# start of GIVEN PASSAGE
#######################
Fragmentation Processes
#######################

..  epigraph::

    The fragmentation process runs in Kubernetes and is able to process
    vendor molecule data into a form that can be used in our graph database
    and fragalysis.

************
Architecture
************

Fragmentation is implemented and described in our `fragmentor`_ repository.

Converting vendor data into a form suitable for a graph database requires the
use of two container images (a *player* and a *fragmentor*). these images are
built from the `fragmentor`_ repository's code. The process also
relies on a PostgreSQL database.

The process is divided into a number of "plays" that *standardise* the vendor
data, *fragment* it (into a database) and then *extract* the fragments to form
a graph.

The whole process is managed from a workstation using the playbook provided
in the `fragmentor-ansible`_ repository.

The actual "plays" are orchestrated by the *player* container launched from
the user's workstation. It launches a number of *fragmentor* containers in
order to distribute the workload amongst a number of parallel processes that
share a common volume for data processing.
# end of GIVEN PASSAGE
• **YOUR TASK**
According to the text on fragmentation processes, which database does the fragmentation process rely on? The data after this point is separate from the text on fragmentation.
# start of DATASET EXCERPTS
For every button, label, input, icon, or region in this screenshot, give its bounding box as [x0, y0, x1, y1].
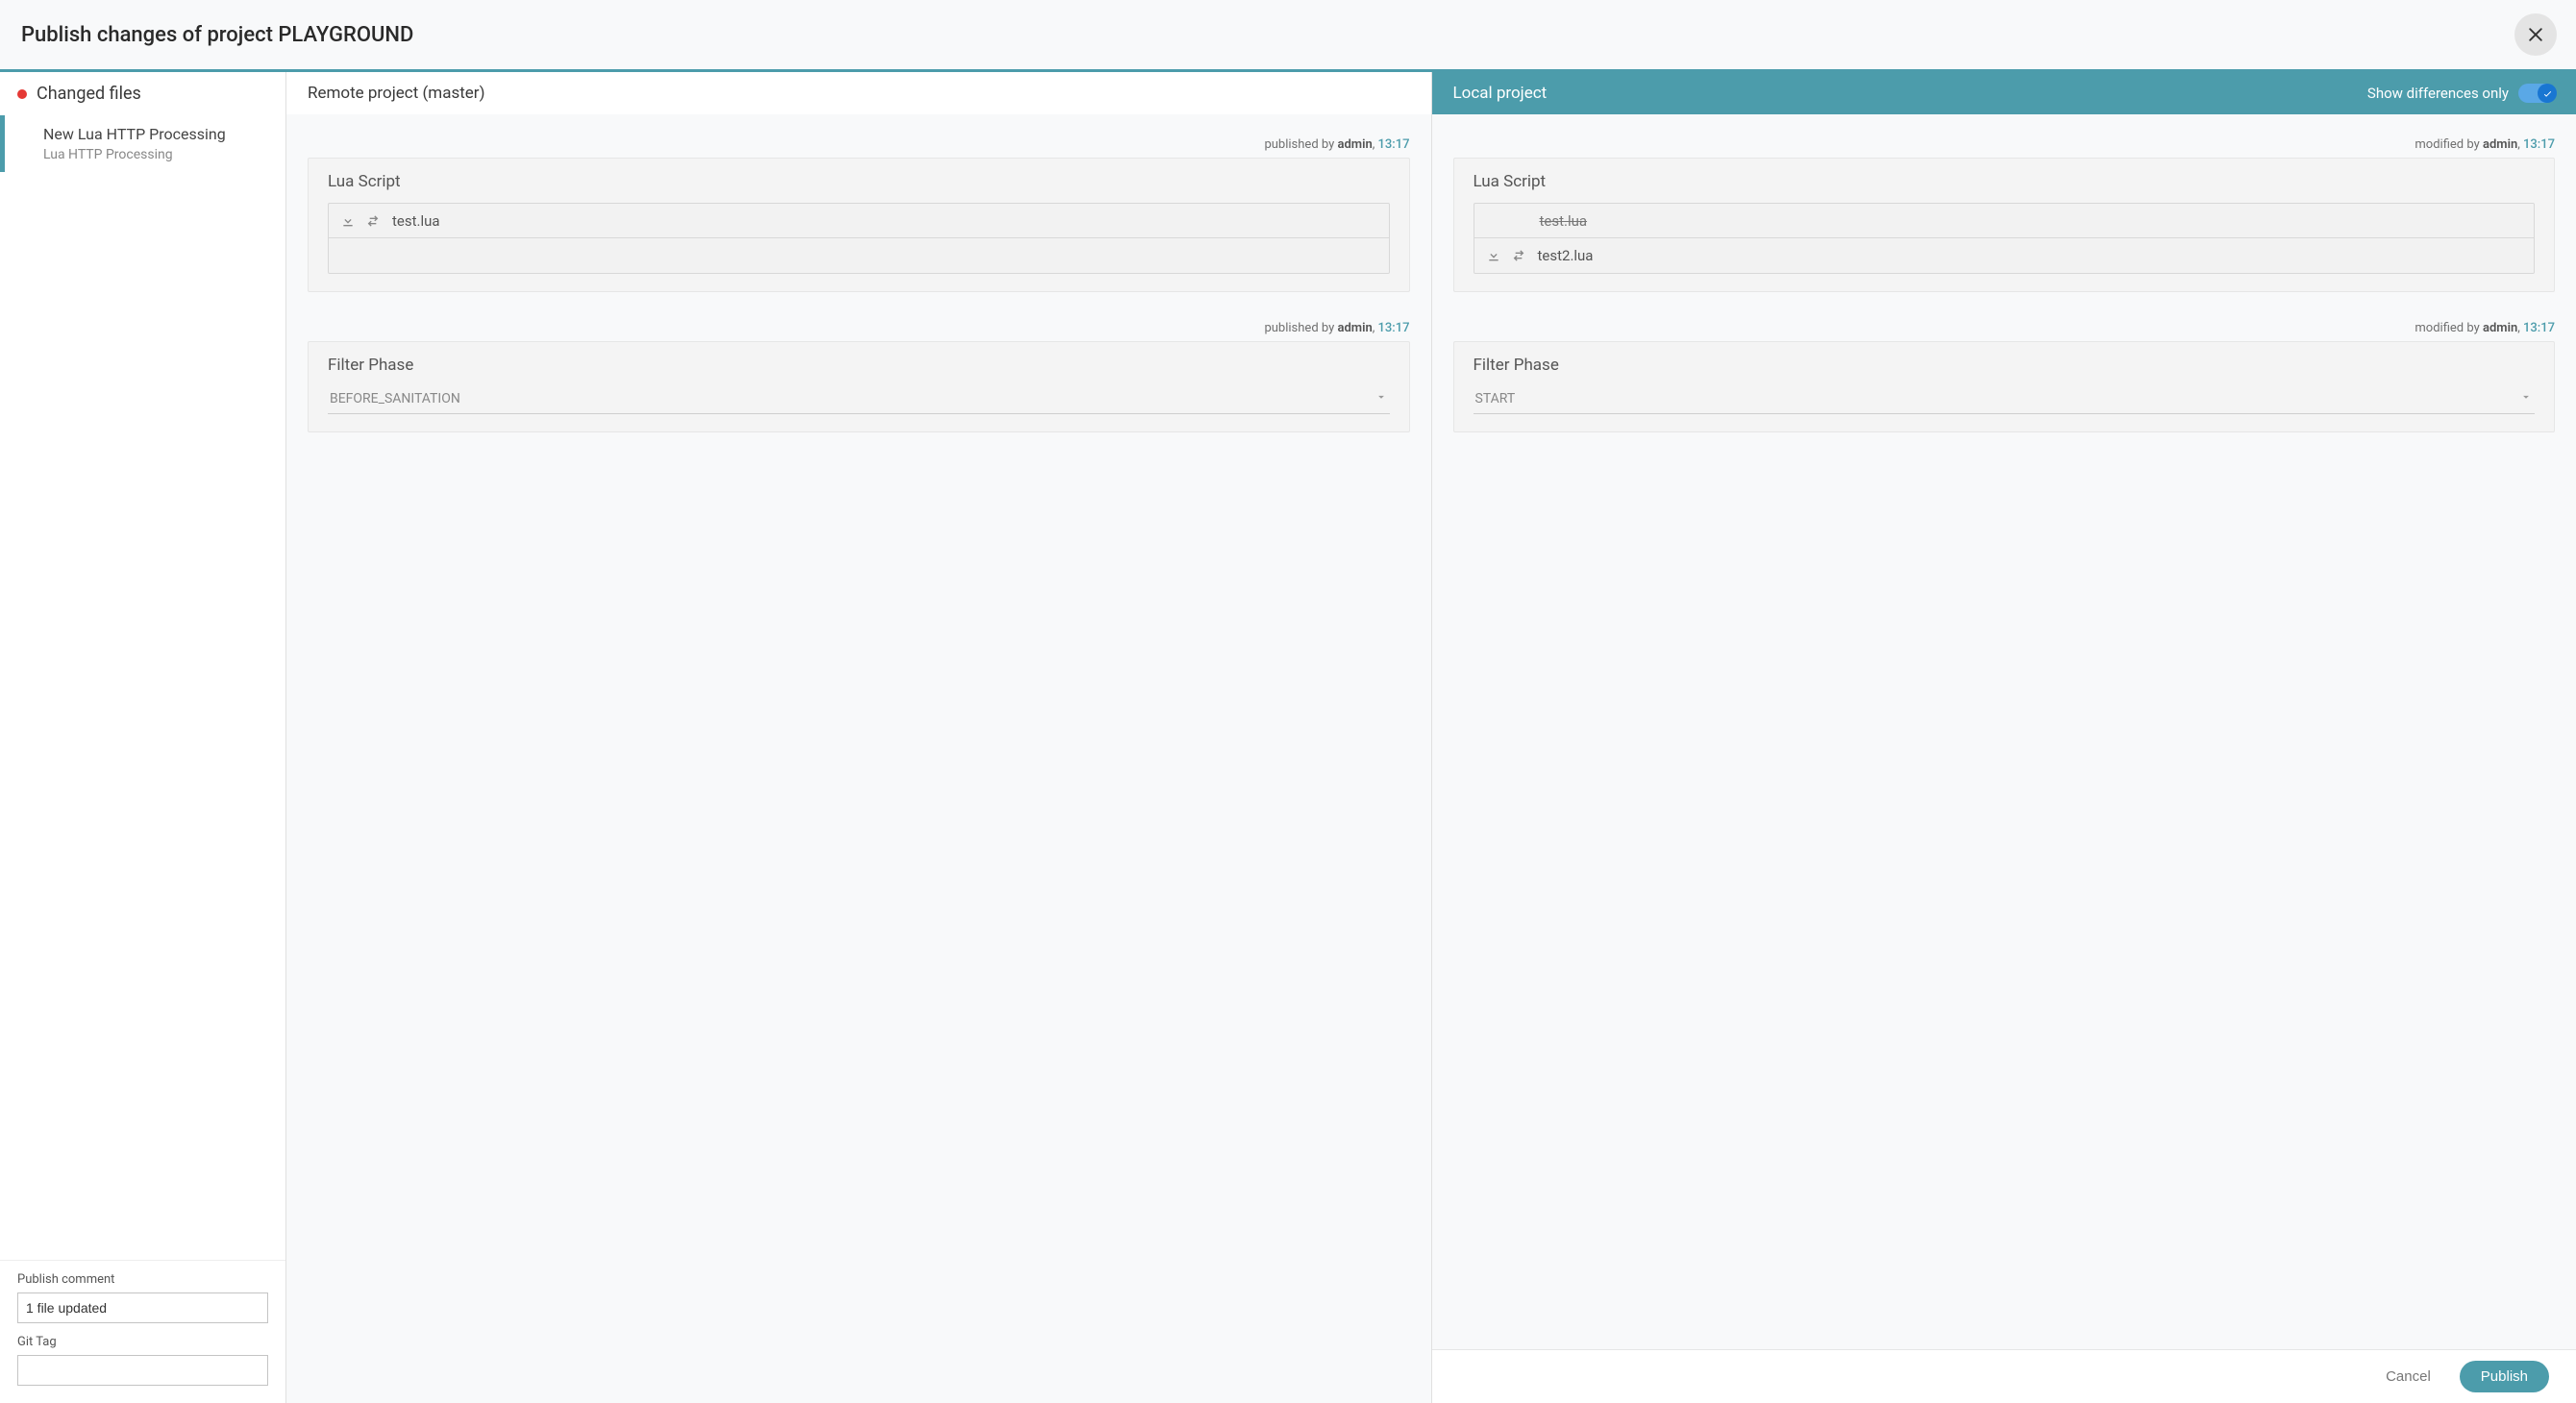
- remote-card-title-0: Lua Script: [328, 172, 1390, 191]
- cancel-button[interactable]: Cancel: [2374, 1363, 2442, 1391]
- local-card-filter-phase: Filter Phase START: [1453, 341, 2556, 432]
- chevron-down-icon: [2519, 390, 2533, 407]
- dialog-title: Publish changes of project PLAYGROUND: [21, 23, 413, 47]
- file-row[interactable]: test.lua: [329, 204, 1389, 238]
- publish-comment-input[interactable]: [17, 1292, 268, 1323]
- chevron-down-icon: [1375, 390, 1388, 407]
- sidebar-header: Changed files: [0, 72, 285, 115]
- changed-file-subtitle: Lua HTTP Processing: [43, 147, 268, 162]
- show-differences-label: Show differences only: [2367, 85, 2509, 102]
- show-differences-toggle[interactable]: Show differences only: [2367, 84, 2555, 103]
- changed-file-name: New Lua HTTP Processing: [43, 125, 268, 143]
- main-area: Changed files New Lua HTTP Processing Lu…: [0, 72, 2576, 1403]
- local-meta-1: modified by admin, 13:17: [1453, 321, 2556, 335]
- publish-comment-label: Publish comment: [17, 1272, 268, 1287]
- remote-card-filter-phase: Filter Phase BEFORE_SANITATION: [308, 341, 1410, 432]
- changed-indicator-icon: [17, 89, 27, 99]
- select-value: BEFORE_SANITATION: [330, 391, 460, 406]
- remote-card-title-1: Filter Phase: [328, 356, 1390, 375]
- local-filter-phase-select[interactable]: START: [1474, 386, 2536, 414]
- toggle-switch[interactable]: [2518, 84, 2555, 103]
- close-icon: [2526, 25, 2545, 44]
- sidebar-header-label: Changed files: [37, 84, 141, 104]
- close-button[interactable]: [2514, 13, 2557, 56]
- swap-icon: [365, 213, 381, 229]
- file-name: test.lua: [392, 212, 1377, 230]
- remote-pane-header: Remote project (master): [286, 72, 1431, 114]
- file-name: test2.lua: [1538, 247, 2523, 264]
- publish-button[interactable]: Publish: [2460, 1361, 2549, 1392]
- local-meta-0: modified by admin, 13:17: [1453, 137, 2556, 152]
- changed-file-item[interactable]: New Lua HTTP Processing Lua HTTP Process…: [0, 115, 285, 172]
- git-tag-label: Git Tag: [17, 1335, 268, 1349]
- remote-pane: Remote project (master) published by adm…: [286, 72, 1432, 1403]
- swap-icon: [1511, 248, 1526, 263]
- file-row: [329, 238, 1389, 273]
- dialog-header: Publish changes of project PLAYGROUND: [0, 0, 2576, 72]
- remote-file-list: test.lua: [328, 203, 1390, 274]
- toggle-knob: [2538, 84, 2557, 103]
- remote-meta-1: published by admin, 13:17: [308, 321, 1410, 335]
- git-tag-input[interactable]: [17, 1355, 268, 1386]
- remote-filter-phase-select[interactable]: BEFORE_SANITATION: [328, 386, 1390, 414]
- sidebar: Changed files New Lua HTTP Processing Lu…: [0, 72, 286, 1403]
- remote-pane-title: Remote project (master): [308, 84, 485, 103]
- footer: Cancel Publish: [1432, 1349, 2576, 1403]
- local-file-list: test.lua test2.lua: [1474, 203, 2536, 274]
- remote-card-lua-script: Lua Script test.lua: [308, 158, 1410, 292]
- sidebar-bottom: Publish comment Git Tag: [0, 1260, 285, 1403]
- select-value: START: [1475, 391, 1516, 406]
- download-icon: [1486, 248, 1501, 263]
- check-icon: [2542, 88, 2553, 99]
- local-pane: Local project Show differences only modi…: [1432, 72, 2576, 1403]
- file-row: test.lua: [1474, 204, 2535, 238]
- file-name: test.lua: [1540, 212, 2523, 230]
- local-pane-header: Local project Show differences only: [1432, 72, 2576, 114]
- remote-meta-0: published by admin, 13:17: [308, 137, 1410, 152]
- local-card-title-0: Lua Script: [1474, 172, 2536, 191]
- diff-area: Remote project (master) published by adm…: [286, 72, 2576, 1403]
- download-icon: [340, 213, 356, 229]
- local-card-lua-script: Lua Script test.lua test2.lua: [1453, 158, 2556, 292]
- file-row[interactable]: test2.lua: [1474, 238, 2535, 273]
- local-pane-title: Local project: [1453, 84, 1548, 103]
- local-card-title-1: Filter Phase: [1474, 356, 2536, 375]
# end of DATASET EXCERPTS
• **OUTPUT FOR THIS EXERCISE**
PostgreSQL.